▶ **Fragmento del documento**
::::::::::
Abrí la puerta y entré en el local. Como ocurre con todos los restaurantes mexicanos, aquello estaba decorado como si el dueño le hubiera dado a su hijo de cinco años una caja de plastidecor con la única orden de explorar los límites de la gama cromática en paredes y sillas. Puro método Montessori.
Cuando la vi en una mesa del fondo, confirmé mis temores y me pregunté si todavía estaba a tiempo de dar media vuelta y salir pitando de allí con una calavera mexicana en la cabeza. Juro que aquel pensamiento apenas duró una milésima de segundo. Básicamente porque, en ese momento, T. levantó la vista y sonrió. Game over.
Descubrir a mitad de cita que tu match no te gusta es una putada. Pero, ¿qué pasa cuando la cita ni siquiera ha empezado? Aquello se parecía a cuando de pequeña, en la feria de la playa, convencía a mi tía para montarme con los mayores en aquel tronco macabro que daba vueltas centrifugando niños y, a mitad de la cola, me rajaba con el billete en la mano y mi tía me obligaba a entrar: “¿No te habías empeñado? Ahora apechugas”. Opté por la misma estrategia que entonces: cerrar los ojos y esperar que pasara rápido.
Nos dimos dos besos y me senté frente a ella. T. tenía media melena castaña cortada por debajo de las orejas, los ojos como dos grandes almendras verdes y sonrisa amplia y prominente, como si llevara una dentadura postiza dos tallas más grandes. Llevaba una blusa blanca de viscosa con un par de cintas anudadas al cuello, el tipo de blusa que solo se ponen alumnas del campus de ciencias sociales y jurídicas, ejecutivas de cuentas de agencia e Inés Arrimadas.
Me pedí una Modelo Especial y ella un margarita de fresa. Cuando la camarera ya se había dado la vuelta con la comanda, T. volvió a llamarla para precisar con la mano levantada: “Mi margarita, que sea de frooozen fresa”, y abrió mucho la boca en la “o”, marcando las sílabas con perfecto acento americano.
::::::::::
▶ **Registros mostrados**

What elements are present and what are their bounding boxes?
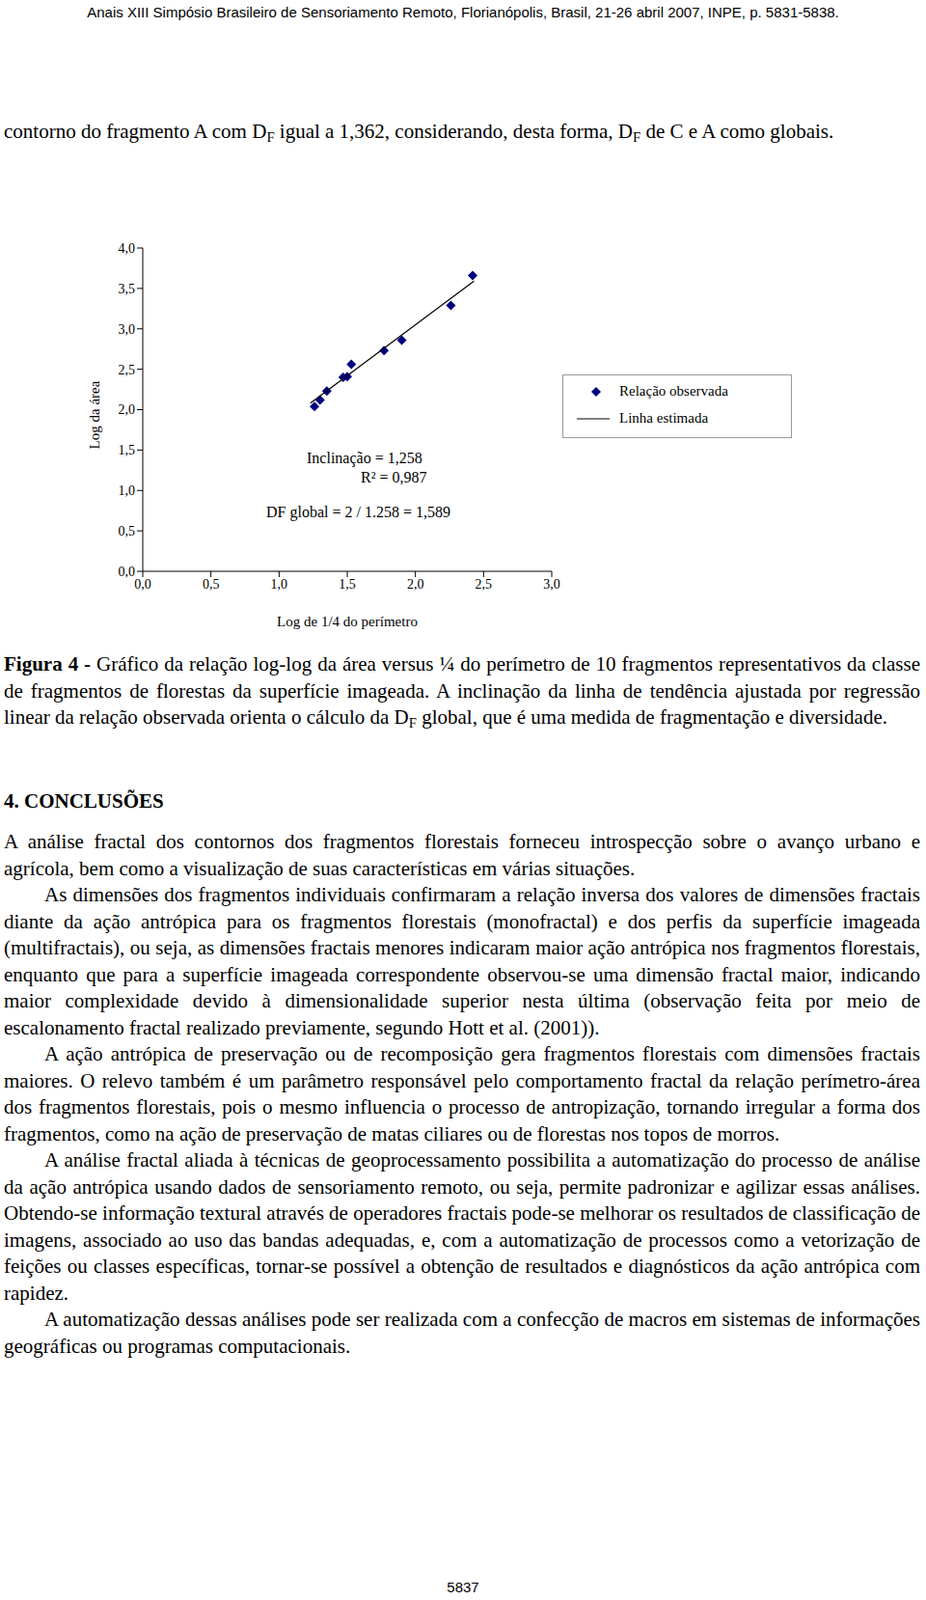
svg-text:3,0: 3,0	[118, 322, 137, 337]
svg-text:2,0: 2,0	[118, 402, 137, 417]
svg-text:1,5: 1,5	[338, 576, 356, 592]
html-text:A análise fractal dos contorno: A análise fractal dos contornos dos frag…	[3, 829, 921, 880]
html-text:Linha estimada: Linha estimada	[619, 409, 709, 426]
html-text:As dimensões dos fragmentos in: As dimensões dos fragmentos individuais …	[3, 882, 921, 1039]
html-text:Anais XIII Simpósio Brasileiro: Anais XIII Simpósio Brasileiro de Sensor…	[87, 3, 839, 21]
html-text:Log de 1/4 do perímetro: Log de 1/4 do perímetro	[276, 613, 418, 629]
svg-text:0,0: 0,0	[118, 564, 137, 579]
html-text:5837: 5837	[446, 1578, 480, 1595]
html-text:Relação observada: Relação observada	[619, 382, 729, 399]
html-text:A automatização dessas análise: A automatização dessas análises pode ser…	[3, 1307, 921, 1357]
svg-text:1,5: 1,5	[118, 442, 137, 458]
html-text:4. CONCLUSÕES: 4. CONCLUSÕES	[3, 789, 164, 813]
html-text:A ação antrópica de preservaçã: A ação antrópica de preservação ou de re…	[3, 1041, 921, 1145]
svg-text:3,5: 3,5	[118, 281, 137, 297]
svg-text:1,0: 1,0	[118, 483, 137, 498]
html-text:Figura 4 - Gráfico da relação: Figura 4 - Gráfico da relação log-log da…	[3, 652, 921, 730]
html-text:Inclinação = 1,258: Inclinação = 1,258	[306, 449, 423, 466]
html-text:A análise fractal aliada à téc: A análise fractal aliada à técnicas de g…	[3, 1147, 921, 1304]
svg-text:1,0: 1,0	[271, 576, 289, 592]
svg-text:0,0: 0,0	[134, 576, 152, 592]
svg-text:0,5: 0,5	[202, 576, 220, 592]
svg-text:2,5: 2,5	[118, 362, 137, 378]
svg-text:0,5: 0,5	[118, 523, 137, 539]
html-text:Log da área: Log da área	[86, 380, 103, 449]
svg-text:3,0: 3,0	[543, 576, 561, 592]
html-text:contorno do fragmento A com DF: contorno do fragmento A com DFigual a 1,…	[3, 119, 834, 145]
html-text:R² = 0,987: R² = 0,987	[360, 468, 427, 486]
svg-text:2,0: 2,0	[407, 576, 425, 592]
svg-text:4,0: 4,0	[118, 241, 137, 256]
html-text:DF global = 2 / 1.258 = 1,589: DF global = 2 / 1.258 = 1,589	[266, 503, 451, 520]
svg-text:2,5: 2,5	[475, 576, 493, 592]
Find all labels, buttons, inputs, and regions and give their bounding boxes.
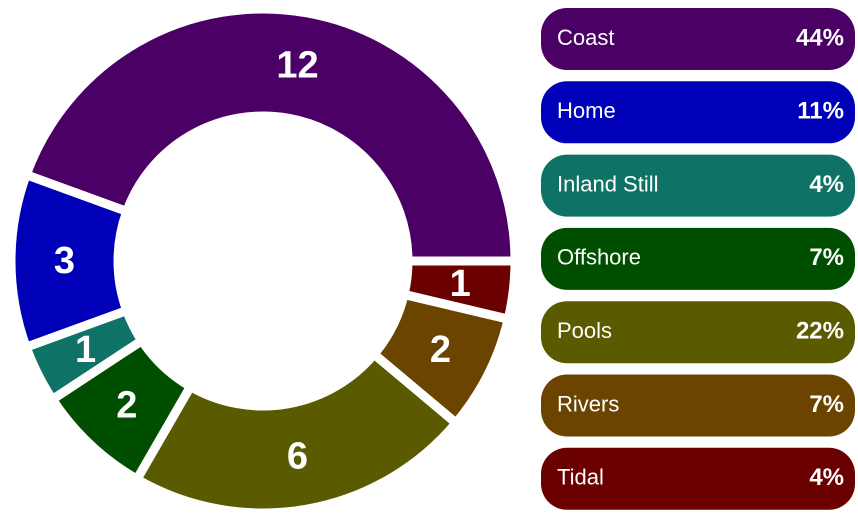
slice-label: 1: [450, 263, 471, 305]
legend-item[interactable]: [541, 8, 855, 70]
legend-label: Home: [557, 98, 616, 123]
legend-label: Coast: [557, 25, 614, 50]
legend-label: Pools: [557, 318, 612, 343]
legend-item[interactable]: [541, 447, 855, 510]
legend-item[interactable]: [541, 81, 855, 144]
donut-slice: [398, 256, 520, 325]
legend-percent: 22%: [796, 318, 844, 345]
legend-percent: 11%: [797, 98, 844, 125]
legend-percent: 44%: [796, 24, 844, 51]
donut-slice: [130, 347, 463, 514]
legend-item[interactable]: [541, 374, 855, 437]
legend-percent: 4%: [809, 171, 844, 198]
legend-percent: 7%: [809, 391, 844, 418]
legend-label: Inland Still: [557, 171, 659, 196]
legend-percent: 4%: [809, 464, 844, 491]
donut-slice: [20, 4, 520, 266]
slice-label: 12: [276, 45, 318, 87]
slice-label: 6: [287, 436, 308, 478]
legend-item[interactable]: [541, 227, 855, 290]
legend-label: Offshore: [557, 245, 641, 270]
legend-percent: 7%: [809, 244, 844, 271]
slice-label: 2: [430, 329, 451, 371]
slice-label: 2: [116, 384, 137, 426]
legend-label: Tidal: [557, 465, 604, 490]
legend-item[interactable]: [541, 154, 855, 217]
slice-label: 3: [54, 240, 75, 282]
legend-item[interactable]: [541, 301, 855, 364]
legend-label: Rivers: [557, 391, 619, 416]
slice-label: 1: [75, 329, 96, 371]
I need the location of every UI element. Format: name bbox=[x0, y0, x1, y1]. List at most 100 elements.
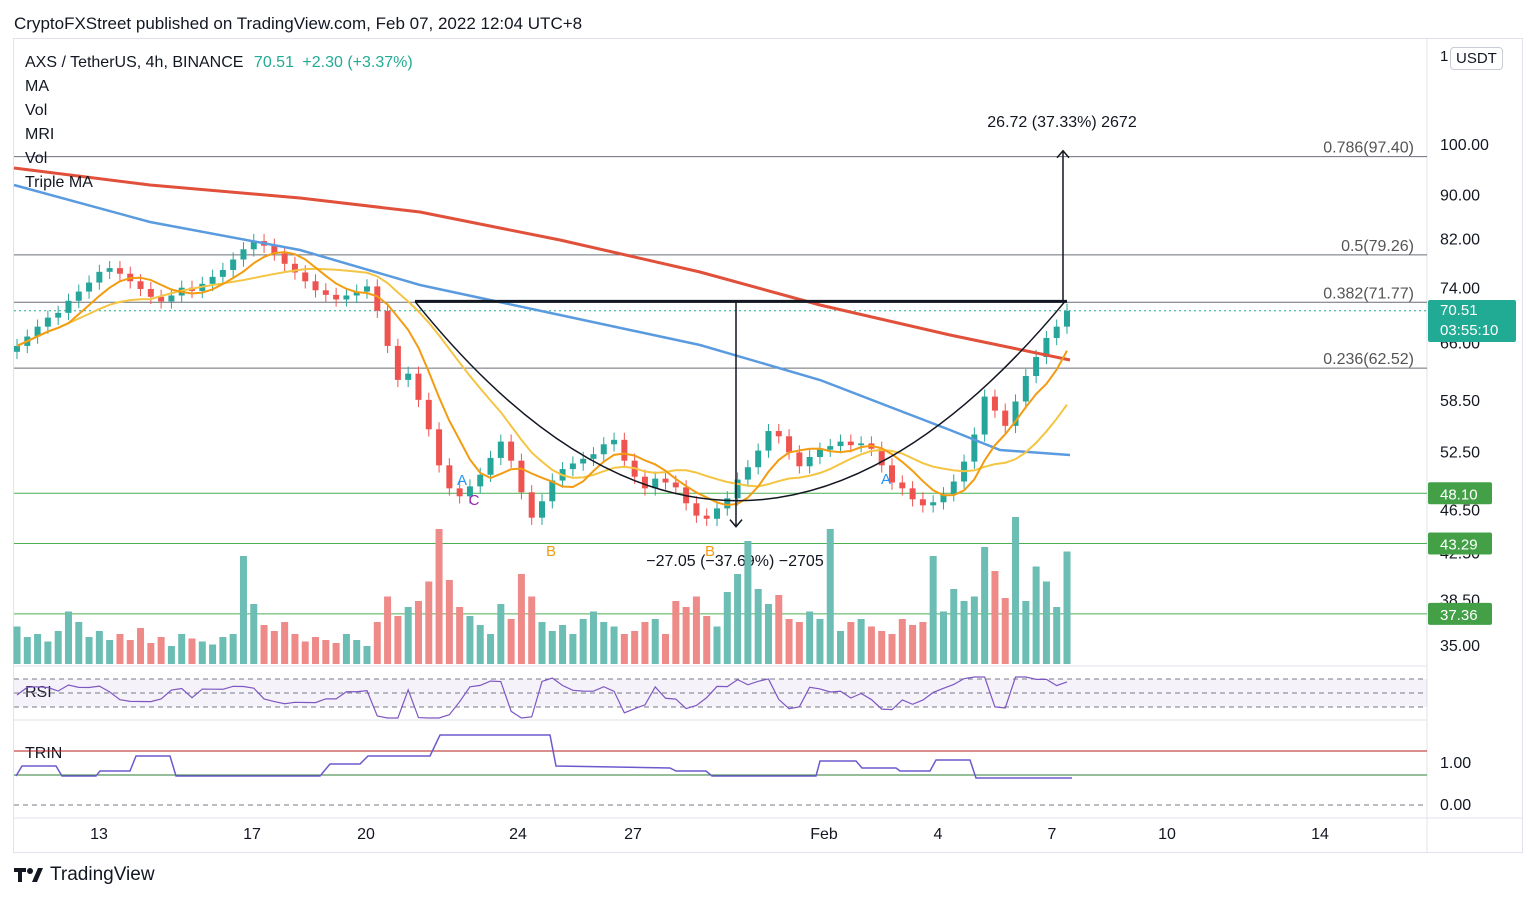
volume-bar bbox=[847, 622, 855, 664]
candle-body bbox=[508, 441, 515, 461]
candle-body bbox=[219, 269, 226, 277]
volume-bar bbox=[353, 640, 361, 664]
time-tick-label: 13 bbox=[90, 826, 108, 843]
candle-body bbox=[343, 295, 350, 300]
candle-body bbox=[744, 467, 751, 480]
volume-bar bbox=[600, 622, 608, 664]
candle-body bbox=[724, 498, 731, 509]
volume-bar bbox=[95, 631, 103, 664]
volume-bar bbox=[703, 616, 711, 664]
candle-body bbox=[1064, 310, 1070, 327]
time-tick-label: 14 bbox=[1311, 826, 1329, 843]
volume-bar bbox=[507, 619, 515, 664]
volume-bar bbox=[394, 616, 402, 664]
candle-body bbox=[312, 281, 319, 291]
candle-body bbox=[518, 460, 525, 493]
candle-body bbox=[147, 288, 154, 297]
candle-body bbox=[240, 249, 247, 260]
candle-body bbox=[940, 494, 947, 503]
indicator-triple-ma[interactable]: Triple MA bbox=[25, 174, 93, 191]
candle-body bbox=[281, 253, 288, 264]
volume-bar bbox=[1022, 601, 1030, 664]
symbol-name[interactable]: AXS / TetherUS, 4h, BINANCE bbox=[25, 54, 244, 71]
indicator-vol-2[interactable]: Vol bbox=[25, 150, 48, 167]
volume-bar bbox=[13, 626, 21, 664]
cup-curve bbox=[414, 300, 1066, 502]
price-tick-label: 74.00 bbox=[1440, 281, 1480, 298]
volume-bar bbox=[363, 646, 371, 664]
pattern-label: B bbox=[705, 543, 715, 560]
volume-bar bbox=[939, 611, 947, 664]
time-tick-label: 27 bbox=[624, 826, 642, 843]
support-price-tag bbox=[1428, 482, 1492, 505]
candle-body bbox=[436, 429, 443, 466]
candle-body bbox=[364, 286, 370, 292]
price-tick-label: 58.50 bbox=[1440, 393, 1480, 410]
volume-bar bbox=[178, 634, 186, 664]
volume-bar bbox=[404, 607, 412, 664]
volume-bar bbox=[75, 622, 83, 664]
volume-bar bbox=[569, 634, 577, 664]
candle-body bbox=[652, 478, 659, 489]
fib-level-label: 0.786(97.40) bbox=[1323, 140, 1414, 157]
volume-bar bbox=[239, 556, 247, 664]
footer-brand[interactable]: TradingView bbox=[50, 864, 155, 885]
rsi-line bbox=[16, 676, 1068, 719]
scale-mode[interactable]: 1 bbox=[1440, 48, 1449, 65]
volume-bar bbox=[837, 631, 845, 664]
time-tick-label: 20 bbox=[357, 826, 375, 843]
candle-body bbox=[611, 439, 618, 445]
indicator-mri[interactable]: MRI bbox=[25, 126, 55, 143]
indicator-vol[interactable]: Vol bbox=[25, 102, 48, 119]
volume-bar bbox=[487, 634, 495, 664]
trin-tick-label: 0.00 bbox=[1440, 797, 1471, 814]
candle-body bbox=[889, 465, 895, 483]
candle-body bbox=[919, 499, 926, 506]
candle-body bbox=[1002, 410, 1009, 426]
candle-body bbox=[302, 272, 309, 282]
volume-bar bbox=[795, 622, 803, 664]
candle-body bbox=[786, 436, 793, 453]
volume-bar bbox=[898, 619, 906, 664]
volume-bar bbox=[754, 589, 762, 664]
volume-bar bbox=[291, 634, 299, 664]
candle-body bbox=[425, 399, 432, 430]
currency-button[interactable]: USDT bbox=[1450, 47, 1503, 70]
volume-bar bbox=[270, 631, 278, 664]
symbol-legend: AXS / TetherUS, 4h, BINANCE 70.51 +2.30 … bbox=[25, 51, 413, 75]
candle-body bbox=[466, 486, 473, 497]
volume-bar bbox=[1032, 566, 1040, 664]
candle-body bbox=[693, 503, 700, 516]
candle-body bbox=[405, 373, 412, 380]
volume-bar bbox=[34, 634, 42, 664]
last-price-badge: 70.51 03:55:10 bbox=[1428, 300, 1516, 342]
candle-body bbox=[672, 482, 679, 488]
volume-bar bbox=[785, 619, 793, 664]
volume-bar bbox=[620, 634, 628, 664]
candle-body bbox=[106, 268, 113, 272]
volume-bar bbox=[970, 596, 978, 664]
candle-body bbox=[86, 282, 93, 292]
indicator-ma[interactable]: MA bbox=[25, 78, 49, 95]
candle-body bbox=[590, 454, 597, 459]
volume-bar bbox=[981, 547, 989, 664]
candle-body bbox=[374, 286, 381, 311]
candle-body bbox=[230, 259, 237, 270]
volume-bar bbox=[1012, 517, 1020, 664]
volume-bar bbox=[641, 622, 649, 664]
chart-frame bbox=[13, 38, 1523, 853]
measure-up-arrow bbox=[1056, 149, 1070, 159]
volume-bar bbox=[414, 601, 422, 664]
candle-body bbox=[878, 448, 885, 466]
volume-bar bbox=[229, 634, 237, 664]
volume-bar bbox=[548, 631, 556, 664]
volume-bar bbox=[23, 637, 31, 664]
volume-bar bbox=[157, 637, 165, 664]
ma-orange-line bbox=[16, 251, 1068, 507]
volume-bar bbox=[301, 641, 309, 664]
candle-body bbox=[600, 444, 607, 455]
volume-bar bbox=[806, 611, 814, 664]
candle-body bbox=[271, 245, 278, 254]
candle-body bbox=[734, 479, 741, 499]
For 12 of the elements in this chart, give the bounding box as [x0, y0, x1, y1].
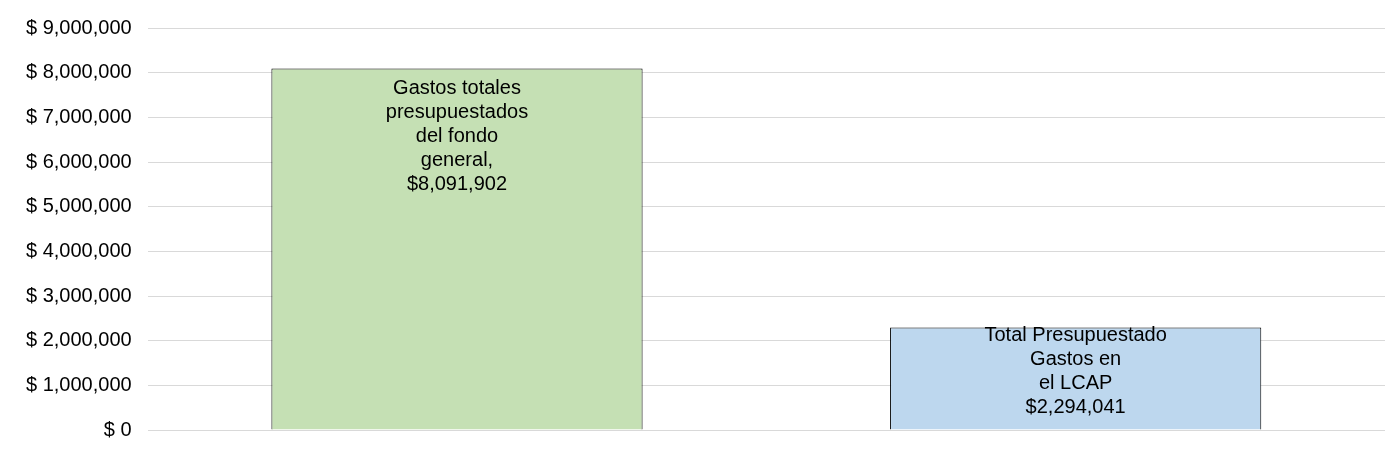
data-label: Gastos totales presupuestados del fondo general, $8,091,902 — [385, 76, 529, 195]
y-tick-label: $ 2,000,000 — [26, 328, 132, 351]
y-tick-label: $ 1,000,000 — [26, 372, 132, 395]
y-tick-label: $ 3,000,000 — [26, 283, 132, 306]
data-label: Total Presupuestado Gastos en el LCAP $2,294,041 — [984, 323, 1167, 418]
y-tick-label: $ 0 — [103, 417, 132, 440]
y-tick-label: $ 8,000,000 — [26, 60, 132, 83]
y-tick-label: $ 9,000,000 — [26, 15, 132, 38]
y-tick-label: $ 4,000,000 — [26, 238, 132, 261]
y-tick-label: $ 5,000,000 — [26, 194, 132, 217]
y-tick-label: $ 7,000,000 — [26, 104, 132, 127]
y-tick-label: $ 6,000,000 — [26, 149, 132, 172]
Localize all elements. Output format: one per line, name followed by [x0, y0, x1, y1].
::::::::::
▶ **Instrucción 1**
¿Qué tipos de personas, según el relato de la cita, son las únicas que se ponen una blusa como la que lleva T.? Enuméralas todas.
▶ **Instrucción 2**
¿Puedes devolver, copiado literalmente, el pasaje del relato de la cita que empieza con las palabras "Descubrir a mitad" y termina con "que pasara rápido."?
▶ **Instrucción 3**
Escribe la continuación del relato de la cita en el restaurante mexicano a partir de su última frase.

▶ **Resultado del ejercicio 1**
- Alumnas del campus de ciencias sociales y jurídicas
- Ejecutivas de cuentas de agencia
- Inés Arrimadas

▶ **Resultado del ejercicio 2**
Descubrir a mitad de cita que tu match no te gusta es una putada. Pero, ¿qué pasa cuando la cita ni siquiera ha empezado? Aquello se parecía a cuando de pequeña, en la feria de la playa, convencía a mi tía para montarme con los mayores en aquel tronco macabro que daba vueltas centrifugando niños y, a mitad de la cola, me rajaba con el billete en la mano y mi tía me obligaba a entrar: “¿No te habías empeñado? Ahora apechugas”. Opté por la misma estrategia que entonces: cerrar los ojos y esperar que pasara rápido.

▶ **Resultado del ejercicio 3**
T. trabajaba en una empresa de márketing. Había estudiado en Monterrey y después en Estados Unidos, donde se sacó un MBA, que es como meterte en ADE pero pagando el equivalente a la entrada de un piso. En su tiempo libre, le molaba currar organizando festivales de música, como el Primavera o el Mad Cool. Ella se encargaba de la gestión artística y aprovisionamiento, que básicamente consiste en asegurarse de que los grupos siempre tengan un pollito de farlopa encima de la mesa.
La camarera llegó con las bebidas, una carta de comida y nos preguntó si pensábamos pedir algo de cena. Siempre que puedo, evito cenar en una primera cita. Compartir mesa con una desconocida con la que previamente has hecho match ya es lo suficientemente incómodo como para añadirle otra variable, con el entrechocar de cubiertos en silencio, la mirada baja, masticar pensando en terminar de masticar y evitar restos de comida entre los dientes. Hay polvos menos íntimos que una cena. Yo me había preocupado por quedar lo suficientemente pronto como para evitar la contingencia, pero T. parecía decidida: bebió un sorbo de su margarita, agarró la carta y dijo: mejor compartimos, ¿no?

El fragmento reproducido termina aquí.